───── EXCERPTED PASSAGE
The final section of Part One introduces a rough timeline outlining six periods of Sartre’s literary-philosophical development (78-80). We are warned, however, against the belief that there are definitive breaks between these stages. In fact, Mészáros maintains, the development is driven by the nature of Sartre’s initial project. Sartre’s ontological vision remains consistent throughout, and this consistency constitutes both his greatest contribution, and his greatest stumbling block (85-6).

In Part Two, Mészáros examines the early works. Despite Sartre’s own claims to have confused the individual and totality in his early writings, Mészáros holds that lines between the two are, in fact, too sharply drawn (96). A dualism between the world and consciousness is transformed into ontological law, and thus the world is totalized only through its negation, resulting in a “radically fractured totality from which mediation is exiled” (105). On account of this dualism, in the passional attempt to found itself consciousness discovers both its being as freedom, and the impossibility of its desire. The Outline of the Theory of Emotions allows that the world may be present to us as a conglomeration of particular utilizable objects, or as modified en masse by the emotions. Furthermore, in producing the world and the ego, consciousness constructs the means by which it is able to avoid facing freedom, and yet the negation of this attitude that might allow authentic appropriation cannot be induced. Thus the human being discovers her powerlessness without either the capacity to escape it, or the luxury of becoming resigned to it.
──────────
───── MATERIAL TO PROCESS
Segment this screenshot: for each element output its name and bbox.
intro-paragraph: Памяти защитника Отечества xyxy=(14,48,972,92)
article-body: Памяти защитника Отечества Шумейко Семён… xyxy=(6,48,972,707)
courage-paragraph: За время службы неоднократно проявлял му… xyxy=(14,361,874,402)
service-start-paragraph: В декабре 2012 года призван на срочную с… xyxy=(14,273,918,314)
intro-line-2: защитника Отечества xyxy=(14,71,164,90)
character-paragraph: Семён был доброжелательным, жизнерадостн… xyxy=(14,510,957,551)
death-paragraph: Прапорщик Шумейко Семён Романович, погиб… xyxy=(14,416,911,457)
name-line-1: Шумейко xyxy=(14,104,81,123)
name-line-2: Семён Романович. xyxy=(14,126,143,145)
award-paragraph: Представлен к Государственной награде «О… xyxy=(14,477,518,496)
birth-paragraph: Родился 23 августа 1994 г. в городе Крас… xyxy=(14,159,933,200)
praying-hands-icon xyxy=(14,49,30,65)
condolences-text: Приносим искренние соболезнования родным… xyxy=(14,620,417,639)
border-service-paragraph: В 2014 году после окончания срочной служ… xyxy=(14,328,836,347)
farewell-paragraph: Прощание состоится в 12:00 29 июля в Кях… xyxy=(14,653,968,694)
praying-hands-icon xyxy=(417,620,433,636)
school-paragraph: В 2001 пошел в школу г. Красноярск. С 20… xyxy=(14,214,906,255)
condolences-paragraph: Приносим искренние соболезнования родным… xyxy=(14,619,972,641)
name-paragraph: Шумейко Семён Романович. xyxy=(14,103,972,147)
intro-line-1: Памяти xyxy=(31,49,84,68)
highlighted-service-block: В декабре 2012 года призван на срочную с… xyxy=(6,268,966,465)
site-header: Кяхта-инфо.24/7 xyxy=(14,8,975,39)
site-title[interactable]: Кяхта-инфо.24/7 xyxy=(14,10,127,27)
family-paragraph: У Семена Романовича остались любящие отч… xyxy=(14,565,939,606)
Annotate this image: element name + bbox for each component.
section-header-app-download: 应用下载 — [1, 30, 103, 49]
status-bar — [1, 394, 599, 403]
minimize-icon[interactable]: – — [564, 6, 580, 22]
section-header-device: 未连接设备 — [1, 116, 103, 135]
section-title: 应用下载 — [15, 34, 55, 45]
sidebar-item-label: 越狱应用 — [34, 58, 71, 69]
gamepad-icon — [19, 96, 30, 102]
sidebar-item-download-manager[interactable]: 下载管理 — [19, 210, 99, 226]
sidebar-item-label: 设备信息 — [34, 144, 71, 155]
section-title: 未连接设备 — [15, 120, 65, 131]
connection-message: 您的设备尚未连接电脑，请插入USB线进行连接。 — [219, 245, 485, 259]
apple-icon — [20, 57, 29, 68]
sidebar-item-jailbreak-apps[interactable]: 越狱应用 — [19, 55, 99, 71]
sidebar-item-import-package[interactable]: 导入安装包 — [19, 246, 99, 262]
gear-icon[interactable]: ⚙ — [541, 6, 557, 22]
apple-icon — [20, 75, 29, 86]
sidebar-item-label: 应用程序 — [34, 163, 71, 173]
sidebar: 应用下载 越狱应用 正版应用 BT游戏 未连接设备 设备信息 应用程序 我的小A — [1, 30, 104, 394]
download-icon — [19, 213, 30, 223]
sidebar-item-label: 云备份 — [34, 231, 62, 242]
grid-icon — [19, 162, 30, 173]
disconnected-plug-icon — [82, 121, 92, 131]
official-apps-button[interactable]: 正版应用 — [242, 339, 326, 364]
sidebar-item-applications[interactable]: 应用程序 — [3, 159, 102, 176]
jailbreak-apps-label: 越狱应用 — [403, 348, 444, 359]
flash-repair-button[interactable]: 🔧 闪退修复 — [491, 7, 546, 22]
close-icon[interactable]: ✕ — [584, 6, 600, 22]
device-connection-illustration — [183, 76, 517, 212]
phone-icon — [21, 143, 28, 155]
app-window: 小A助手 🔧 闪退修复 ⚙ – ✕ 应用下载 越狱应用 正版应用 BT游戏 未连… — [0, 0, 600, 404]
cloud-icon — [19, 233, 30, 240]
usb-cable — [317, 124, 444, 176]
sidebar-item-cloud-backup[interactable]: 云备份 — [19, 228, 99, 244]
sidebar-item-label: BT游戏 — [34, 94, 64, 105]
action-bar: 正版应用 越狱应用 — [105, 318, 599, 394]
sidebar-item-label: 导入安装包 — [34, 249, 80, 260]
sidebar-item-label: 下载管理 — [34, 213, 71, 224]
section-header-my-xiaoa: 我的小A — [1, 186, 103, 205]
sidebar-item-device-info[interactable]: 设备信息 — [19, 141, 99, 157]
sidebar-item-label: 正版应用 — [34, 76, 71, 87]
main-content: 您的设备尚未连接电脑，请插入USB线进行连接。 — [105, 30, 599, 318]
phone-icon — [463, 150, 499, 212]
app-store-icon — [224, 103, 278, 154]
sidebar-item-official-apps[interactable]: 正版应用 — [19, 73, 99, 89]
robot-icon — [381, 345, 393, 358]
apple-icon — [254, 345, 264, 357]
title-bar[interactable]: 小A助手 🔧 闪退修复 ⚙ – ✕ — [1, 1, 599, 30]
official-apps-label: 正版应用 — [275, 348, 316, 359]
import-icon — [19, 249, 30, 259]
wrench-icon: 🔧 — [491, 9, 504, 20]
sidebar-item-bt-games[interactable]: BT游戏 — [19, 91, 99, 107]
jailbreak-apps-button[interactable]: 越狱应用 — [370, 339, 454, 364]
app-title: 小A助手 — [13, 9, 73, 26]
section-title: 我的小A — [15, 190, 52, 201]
──────────
TO-DO LIST:
A) Reproduce word for word the section of the Sartre passage that opens with the words containing "The final section" and closes with "stumbling block (85-6).".
B) Arrange the entries as a numbered list, leaving out blank lines, from the first line of the entries through the line that contains "character-paragraph: Семён был", both included.
The passage on Mészáros's reading of Sartre has no connection to the entries.

EXPECTED RESULTS:
A)
The final section of Part One introduces a rough timeline outlining six periods of Sartre’s literary-philosophical development (78-80). We are warned, however, against the belief that there are definitive breaks between these stages. In fact, Mészáros maintains, the development is driven by the nature of Sartre’s initial project. Sartre’s ontological vision remains consistent throughout, and this consistency constitutes both his greatest contribution, and his greatest stumbling block (85-6).

B)
1. Segment this screenshot: for each element output its name and bbox.
2. intro-paragraph: Памяти защитника Отечества xyxy=(14,48,972,92)
3. article-body: Памяти защитника Отечества Шумейко Семён… xyxy=(6,48,972,707)
4. courage-paragraph: За время службы неоднократно проявлял му… xyxy=(14,361,874,402)
5. service-start-paragraph: В декабре 2012 года призван на срочную с… xyxy=(14,273,918,314)
6. intro-line-2: защитника Отечества xyxy=(14,71,164,90)
7. character-paragraph: Семён был доброжелательным, жизнерадостн… xyxy=(14,510,957,551)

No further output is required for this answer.